(Collected data)
════

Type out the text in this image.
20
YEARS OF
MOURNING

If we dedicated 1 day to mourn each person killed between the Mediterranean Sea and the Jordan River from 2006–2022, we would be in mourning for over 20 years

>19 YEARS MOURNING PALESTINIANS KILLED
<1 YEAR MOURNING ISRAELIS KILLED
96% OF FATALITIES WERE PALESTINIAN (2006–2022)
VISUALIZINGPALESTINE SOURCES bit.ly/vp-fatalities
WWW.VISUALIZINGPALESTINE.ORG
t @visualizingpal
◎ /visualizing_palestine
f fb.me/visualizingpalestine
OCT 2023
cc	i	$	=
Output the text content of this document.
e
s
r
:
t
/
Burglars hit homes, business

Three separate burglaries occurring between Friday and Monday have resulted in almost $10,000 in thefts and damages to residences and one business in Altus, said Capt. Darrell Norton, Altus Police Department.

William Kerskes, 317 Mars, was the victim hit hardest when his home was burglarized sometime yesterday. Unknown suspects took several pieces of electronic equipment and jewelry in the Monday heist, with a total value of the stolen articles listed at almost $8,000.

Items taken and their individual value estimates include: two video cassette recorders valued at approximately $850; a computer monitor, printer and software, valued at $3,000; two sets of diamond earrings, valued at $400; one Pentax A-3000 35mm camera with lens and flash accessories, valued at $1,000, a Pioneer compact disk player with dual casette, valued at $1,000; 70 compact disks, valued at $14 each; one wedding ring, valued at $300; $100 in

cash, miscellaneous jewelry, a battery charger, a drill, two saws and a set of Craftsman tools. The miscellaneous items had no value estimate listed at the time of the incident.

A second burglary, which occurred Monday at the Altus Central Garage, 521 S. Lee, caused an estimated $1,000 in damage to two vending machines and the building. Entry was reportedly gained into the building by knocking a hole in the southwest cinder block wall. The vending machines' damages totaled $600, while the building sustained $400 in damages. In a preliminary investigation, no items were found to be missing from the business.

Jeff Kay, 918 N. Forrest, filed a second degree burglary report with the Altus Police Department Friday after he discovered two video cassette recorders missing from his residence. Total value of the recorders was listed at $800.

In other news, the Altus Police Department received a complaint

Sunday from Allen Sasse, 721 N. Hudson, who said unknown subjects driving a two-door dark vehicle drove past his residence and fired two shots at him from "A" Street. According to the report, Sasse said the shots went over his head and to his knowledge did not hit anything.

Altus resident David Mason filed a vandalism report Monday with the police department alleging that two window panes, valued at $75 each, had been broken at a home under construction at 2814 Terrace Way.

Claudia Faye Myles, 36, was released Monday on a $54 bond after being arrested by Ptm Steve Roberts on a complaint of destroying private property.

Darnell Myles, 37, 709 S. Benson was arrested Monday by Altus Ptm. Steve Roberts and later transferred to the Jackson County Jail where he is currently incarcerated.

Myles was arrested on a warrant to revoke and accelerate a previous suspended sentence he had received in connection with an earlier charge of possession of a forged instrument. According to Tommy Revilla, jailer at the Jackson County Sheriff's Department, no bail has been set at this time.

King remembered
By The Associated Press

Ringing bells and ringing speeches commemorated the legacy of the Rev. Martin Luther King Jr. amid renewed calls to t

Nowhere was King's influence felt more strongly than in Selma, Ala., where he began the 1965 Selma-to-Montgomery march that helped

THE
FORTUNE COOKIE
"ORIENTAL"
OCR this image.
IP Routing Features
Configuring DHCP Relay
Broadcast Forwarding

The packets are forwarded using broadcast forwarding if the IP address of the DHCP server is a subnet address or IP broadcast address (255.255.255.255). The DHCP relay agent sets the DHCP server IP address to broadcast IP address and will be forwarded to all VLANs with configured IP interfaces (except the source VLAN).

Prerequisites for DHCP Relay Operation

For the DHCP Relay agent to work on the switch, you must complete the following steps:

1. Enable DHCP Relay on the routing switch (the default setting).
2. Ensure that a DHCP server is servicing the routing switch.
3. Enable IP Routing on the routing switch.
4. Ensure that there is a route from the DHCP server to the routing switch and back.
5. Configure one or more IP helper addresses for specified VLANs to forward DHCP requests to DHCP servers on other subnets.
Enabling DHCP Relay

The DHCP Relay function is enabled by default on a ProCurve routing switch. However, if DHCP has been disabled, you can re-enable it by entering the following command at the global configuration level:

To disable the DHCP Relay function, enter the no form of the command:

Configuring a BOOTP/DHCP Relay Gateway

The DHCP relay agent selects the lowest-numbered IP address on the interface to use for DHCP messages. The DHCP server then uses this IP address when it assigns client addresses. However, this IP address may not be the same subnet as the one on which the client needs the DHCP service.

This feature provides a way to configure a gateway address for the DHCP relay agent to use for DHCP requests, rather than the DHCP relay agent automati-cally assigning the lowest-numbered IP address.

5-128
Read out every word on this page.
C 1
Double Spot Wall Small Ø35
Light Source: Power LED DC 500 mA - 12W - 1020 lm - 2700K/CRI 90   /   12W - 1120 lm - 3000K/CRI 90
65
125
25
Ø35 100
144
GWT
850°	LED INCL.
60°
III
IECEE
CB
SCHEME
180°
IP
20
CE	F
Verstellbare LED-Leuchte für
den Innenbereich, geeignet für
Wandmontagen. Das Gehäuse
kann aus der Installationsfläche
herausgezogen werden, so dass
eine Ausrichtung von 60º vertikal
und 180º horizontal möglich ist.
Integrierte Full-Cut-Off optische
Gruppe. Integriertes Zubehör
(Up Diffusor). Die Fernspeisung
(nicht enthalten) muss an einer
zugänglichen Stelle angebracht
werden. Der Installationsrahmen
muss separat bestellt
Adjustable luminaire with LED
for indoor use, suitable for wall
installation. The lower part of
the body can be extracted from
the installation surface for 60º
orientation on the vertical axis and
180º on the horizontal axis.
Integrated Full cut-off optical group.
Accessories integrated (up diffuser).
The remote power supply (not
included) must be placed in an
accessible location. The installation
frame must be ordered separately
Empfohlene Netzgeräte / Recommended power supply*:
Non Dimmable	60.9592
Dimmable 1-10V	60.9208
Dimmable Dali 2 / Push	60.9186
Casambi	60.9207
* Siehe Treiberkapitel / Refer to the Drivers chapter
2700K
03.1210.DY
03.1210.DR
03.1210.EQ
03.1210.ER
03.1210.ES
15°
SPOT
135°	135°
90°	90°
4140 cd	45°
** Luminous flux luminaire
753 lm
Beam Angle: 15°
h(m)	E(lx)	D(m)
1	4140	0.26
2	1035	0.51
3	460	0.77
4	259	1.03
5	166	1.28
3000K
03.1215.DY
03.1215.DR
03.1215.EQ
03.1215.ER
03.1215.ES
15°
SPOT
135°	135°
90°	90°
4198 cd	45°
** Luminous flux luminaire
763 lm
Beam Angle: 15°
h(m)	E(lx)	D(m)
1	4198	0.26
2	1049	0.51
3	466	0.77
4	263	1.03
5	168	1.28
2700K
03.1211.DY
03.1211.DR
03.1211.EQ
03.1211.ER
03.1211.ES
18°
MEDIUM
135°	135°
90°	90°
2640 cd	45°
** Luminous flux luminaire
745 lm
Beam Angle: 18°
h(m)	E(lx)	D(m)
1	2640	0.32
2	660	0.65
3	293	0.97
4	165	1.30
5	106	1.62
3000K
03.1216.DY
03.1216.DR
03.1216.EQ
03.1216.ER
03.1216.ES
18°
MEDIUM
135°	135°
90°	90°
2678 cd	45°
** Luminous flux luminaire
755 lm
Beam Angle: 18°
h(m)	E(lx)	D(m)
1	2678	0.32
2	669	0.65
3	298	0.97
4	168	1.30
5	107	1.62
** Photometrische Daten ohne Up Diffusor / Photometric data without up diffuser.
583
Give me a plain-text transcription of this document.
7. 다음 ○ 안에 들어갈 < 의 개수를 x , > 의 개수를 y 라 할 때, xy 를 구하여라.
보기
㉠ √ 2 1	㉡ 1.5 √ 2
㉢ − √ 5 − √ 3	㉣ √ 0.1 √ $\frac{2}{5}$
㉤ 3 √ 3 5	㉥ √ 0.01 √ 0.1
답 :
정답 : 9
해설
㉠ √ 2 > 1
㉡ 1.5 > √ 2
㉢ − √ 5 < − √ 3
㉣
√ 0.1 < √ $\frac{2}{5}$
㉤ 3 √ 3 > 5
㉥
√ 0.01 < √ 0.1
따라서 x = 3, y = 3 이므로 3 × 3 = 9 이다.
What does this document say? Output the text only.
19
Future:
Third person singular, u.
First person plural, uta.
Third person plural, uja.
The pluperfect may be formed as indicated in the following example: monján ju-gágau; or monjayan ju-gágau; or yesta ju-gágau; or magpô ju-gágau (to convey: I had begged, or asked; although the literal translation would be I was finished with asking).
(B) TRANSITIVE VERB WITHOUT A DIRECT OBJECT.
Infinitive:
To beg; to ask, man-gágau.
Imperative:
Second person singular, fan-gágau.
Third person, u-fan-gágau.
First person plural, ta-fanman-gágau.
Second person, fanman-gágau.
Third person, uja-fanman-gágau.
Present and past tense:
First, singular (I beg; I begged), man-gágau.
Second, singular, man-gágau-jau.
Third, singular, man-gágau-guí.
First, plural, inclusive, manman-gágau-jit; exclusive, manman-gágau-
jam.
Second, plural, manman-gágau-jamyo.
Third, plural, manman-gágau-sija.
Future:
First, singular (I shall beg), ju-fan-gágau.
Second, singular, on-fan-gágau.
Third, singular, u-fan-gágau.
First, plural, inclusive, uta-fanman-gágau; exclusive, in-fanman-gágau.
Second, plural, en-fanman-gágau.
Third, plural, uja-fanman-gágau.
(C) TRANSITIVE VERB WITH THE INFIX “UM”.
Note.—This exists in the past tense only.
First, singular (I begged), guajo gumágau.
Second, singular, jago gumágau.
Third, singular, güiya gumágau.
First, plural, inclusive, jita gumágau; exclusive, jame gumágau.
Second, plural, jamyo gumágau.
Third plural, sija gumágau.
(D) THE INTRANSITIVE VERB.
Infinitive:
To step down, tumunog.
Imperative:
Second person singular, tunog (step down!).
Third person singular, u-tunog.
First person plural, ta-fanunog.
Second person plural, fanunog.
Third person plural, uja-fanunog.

════

* Work required: Which lines include the word "from"? Copy every one of them.

* Output:
If we dedicated 1 day to mourn each person killed between the Mediterranean Sea and the Jordan River from 2006–2022, we would be in mourning for over 20 years
A second burglary, which occurred Monday at the Altus Central Garage, 521 S. Lee, caused an estimated $1,000 in damage to two vending machines and the building. Entry was reportedly gained into the building by knocking a hole in the southwest cinder block wall. The vending machines' damages totaled $600, while the building sustained $400 in damages. In a preliminary investigation, no items were found to be missing from the business.
Jeff Kay, 918 N. Forrest, filed a second degree burglary report with the Altus Police Department Friday after he discovered two video cassette recorders missing from his residence. Total value of the recorders was listed at $800.
Sunday from Allen Sasse, 721 N. Hudson, who said unknown subjects driving a two-door dark vehicle drove past his residence and fired two shots at him from "A" Street. According to the report, Sasse said the shots went over his head and to his knowledge did not hit anything.
4. Ensure that there is a route from the DHCP server to the routing switch and back.
the body can be extracted from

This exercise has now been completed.